Entries taken from a collection:
:::::

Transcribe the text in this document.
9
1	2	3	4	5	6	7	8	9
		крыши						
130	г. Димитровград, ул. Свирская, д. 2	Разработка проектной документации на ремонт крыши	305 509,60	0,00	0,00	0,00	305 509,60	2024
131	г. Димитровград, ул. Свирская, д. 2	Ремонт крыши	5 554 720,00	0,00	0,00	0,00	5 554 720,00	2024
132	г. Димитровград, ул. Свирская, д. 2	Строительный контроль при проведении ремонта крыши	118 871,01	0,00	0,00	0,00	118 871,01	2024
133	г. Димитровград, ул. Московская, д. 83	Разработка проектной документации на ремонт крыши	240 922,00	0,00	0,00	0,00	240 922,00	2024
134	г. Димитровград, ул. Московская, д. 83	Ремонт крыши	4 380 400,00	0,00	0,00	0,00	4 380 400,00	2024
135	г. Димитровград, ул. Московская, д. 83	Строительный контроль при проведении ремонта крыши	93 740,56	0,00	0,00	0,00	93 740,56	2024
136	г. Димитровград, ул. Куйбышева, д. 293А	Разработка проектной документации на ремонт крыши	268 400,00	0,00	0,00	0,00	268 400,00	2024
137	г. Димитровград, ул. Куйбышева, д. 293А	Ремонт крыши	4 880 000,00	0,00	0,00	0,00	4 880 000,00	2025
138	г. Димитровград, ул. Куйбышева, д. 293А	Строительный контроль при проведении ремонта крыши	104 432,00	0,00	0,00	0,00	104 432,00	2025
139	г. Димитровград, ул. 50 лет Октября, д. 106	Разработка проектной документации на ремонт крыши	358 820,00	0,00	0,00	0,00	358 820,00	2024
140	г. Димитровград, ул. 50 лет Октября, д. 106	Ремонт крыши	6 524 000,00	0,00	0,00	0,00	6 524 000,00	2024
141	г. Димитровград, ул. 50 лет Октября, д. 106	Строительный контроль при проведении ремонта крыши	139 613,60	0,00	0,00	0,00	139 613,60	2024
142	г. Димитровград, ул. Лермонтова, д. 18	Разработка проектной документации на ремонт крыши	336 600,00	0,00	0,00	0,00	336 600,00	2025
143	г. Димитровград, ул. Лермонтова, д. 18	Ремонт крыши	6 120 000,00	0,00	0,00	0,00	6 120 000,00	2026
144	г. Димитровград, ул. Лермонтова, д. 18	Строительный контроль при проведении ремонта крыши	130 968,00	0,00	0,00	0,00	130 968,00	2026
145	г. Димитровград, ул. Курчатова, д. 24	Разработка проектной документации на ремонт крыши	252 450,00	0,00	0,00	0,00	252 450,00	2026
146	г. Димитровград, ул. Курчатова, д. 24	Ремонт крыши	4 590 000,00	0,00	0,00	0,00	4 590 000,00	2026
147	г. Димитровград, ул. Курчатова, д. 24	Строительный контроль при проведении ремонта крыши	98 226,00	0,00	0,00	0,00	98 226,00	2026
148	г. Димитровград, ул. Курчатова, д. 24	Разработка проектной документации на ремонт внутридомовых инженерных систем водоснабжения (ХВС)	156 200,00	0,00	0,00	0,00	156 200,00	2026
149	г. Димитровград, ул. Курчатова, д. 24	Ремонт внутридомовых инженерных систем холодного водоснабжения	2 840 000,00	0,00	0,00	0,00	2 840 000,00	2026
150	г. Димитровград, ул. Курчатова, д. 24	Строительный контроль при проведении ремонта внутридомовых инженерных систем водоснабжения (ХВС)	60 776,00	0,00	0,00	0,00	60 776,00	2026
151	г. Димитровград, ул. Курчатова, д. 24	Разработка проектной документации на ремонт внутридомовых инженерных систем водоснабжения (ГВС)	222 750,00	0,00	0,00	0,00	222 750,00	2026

:::::

_Your instructions_. Every line above should be printed again exactly as it stands.

_Exercise solution_.
Transcribe the text in this document.
9
1	2	3	4	5	6	7	8	9
		крыши						
130	г. Димитровград, ул. Свирская, д. 2	Разработка проектной документации на ремонт крыши	305 509,60	0,00	0,00	0,00	305 509,60	2024
131	г. Димитровград, ул. Свирская, д. 2	Ремонт крыши	5 554 720,00	0,00	0,00	0,00	5 554 720,00	2024
132	г. Димитровград, ул. Свирская, д. 2	Строительный контроль при проведении ремонта крыши	118 871,01	0,00	0,00	0,00	118 871,01	2024
133	г. Димитровград, ул. Московская, д. 83	Разработка проектной документации на ремонт крыши	240 922,00	0,00	0,00	0,00	240 922,00	2024
134	г. Димитровград, ул. Московская, д. 83	Ремонт крыши	4 380 400,00	0,00	0,00	0,00	4 380 400,00	2024
135	г. Димитровград, ул. Московская, д. 83	Строительный контроль при проведении ремонта крыши	93 740,56	0,00	0,00	0,00	93 740,56	2024
136	г. Димитровград, ул. Куйбышева, д. 293А	Разработка проектной документации на ремонт крыши	268 400,00	0,00	0,00	0,00	268 400,00	2024
137	г. Димитровград, ул. Куйбышева, д. 293А	Ремонт крыши	4 880 000,00	0,00	0,00	0,00	4 880 000,00	2025
138	г. Димитровград, ул. Куйбышева, д. 293А	Строительный контроль при проведении ремонта крыши	104 432,00	0,00	0,00	0,00	104 432,00	2025
139	г. Димитровград, ул. 50 лет Октября, д. 106	Разработка проектной документации на ремонт крыши	358 820,00	0,00	0,00	0,00	358 820,00	2024
140	г. Димитровград, ул. 50 лет Октября, д. 106	Ремонт крыши	6 524 000,00	0,00	0,00	0,00	6 524 000,00	2024
141	г. Димитровград, ул. 50 лет Октября, д. 106	Строительный контроль при проведении ремонта крыши	139 613,60	0,00	0,00	0,00	139 613,60	2024
142	г. Димитровград, ул. Лермонтова, д. 18	Разработка проектной документации на ремонт крыши	336 600,00	0,00	0,00	0,00	336 600,00	2025
143	г. Димитровград, ул. Лермонтова, д. 18	Ремонт крыши	6 120 000,00	0,00	0,00	0,00	6 120 000,00	2026
144	г. Димитровград, ул. Лермонтова, д. 18	Строительный контроль при проведении ремонта крыши	130 968,00	0,00	0,00	0,00	130 968,00	2026
145	г. Димитровград, ул. Курчатова, д. 24	Разработка проектной документации на ремонт крыши	252 450,00	0,00	0,00	0,00	252 450,00	2026
146	г. Димитровград, ул. Курчатова, д. 24	Ремонт крыши	4 590 000,00	0,00	0,00	0,00	4 590 000,00	2026
147	г. Димитровград, ул. Курчатова, д. 24	Строительный контроль при проведении ремонта крыши	98 226,00	0,00	0,00	0,00	98 226,00	2026
148	г. Димитровград, ул. Курчатова, д. 24	Разработка проектной документации на ремонт внутридомовых инженерных систем водоснабжения (ХВС)	156 200,00	0,00	0,00	0,00	156 200,00	2026
149	г. Димитровград, ул. Курчатова, д. 24	Ремонт внутридомовых инженерных систем холодного водоснабжения	2 840 000,00	0,00	0,00	0,00	2 840 000,00	2026
150	г. Димитровград, ул. Курчатова, д. 24	Строительный контроль при проведении ремонта внутридомовых инженерных систем водоснабжения (ХВС)	60 776,00	0,00	0,00	0,00	60 776,00	2026
151	г. Димитровград, ул. Курчатова, д. 24	Разработка проектной документации на ремонт внутридомовых инженерных систем водоснабжения (ГВС)	222 750,00	0,00	0,00	0,00	222 750,00	2026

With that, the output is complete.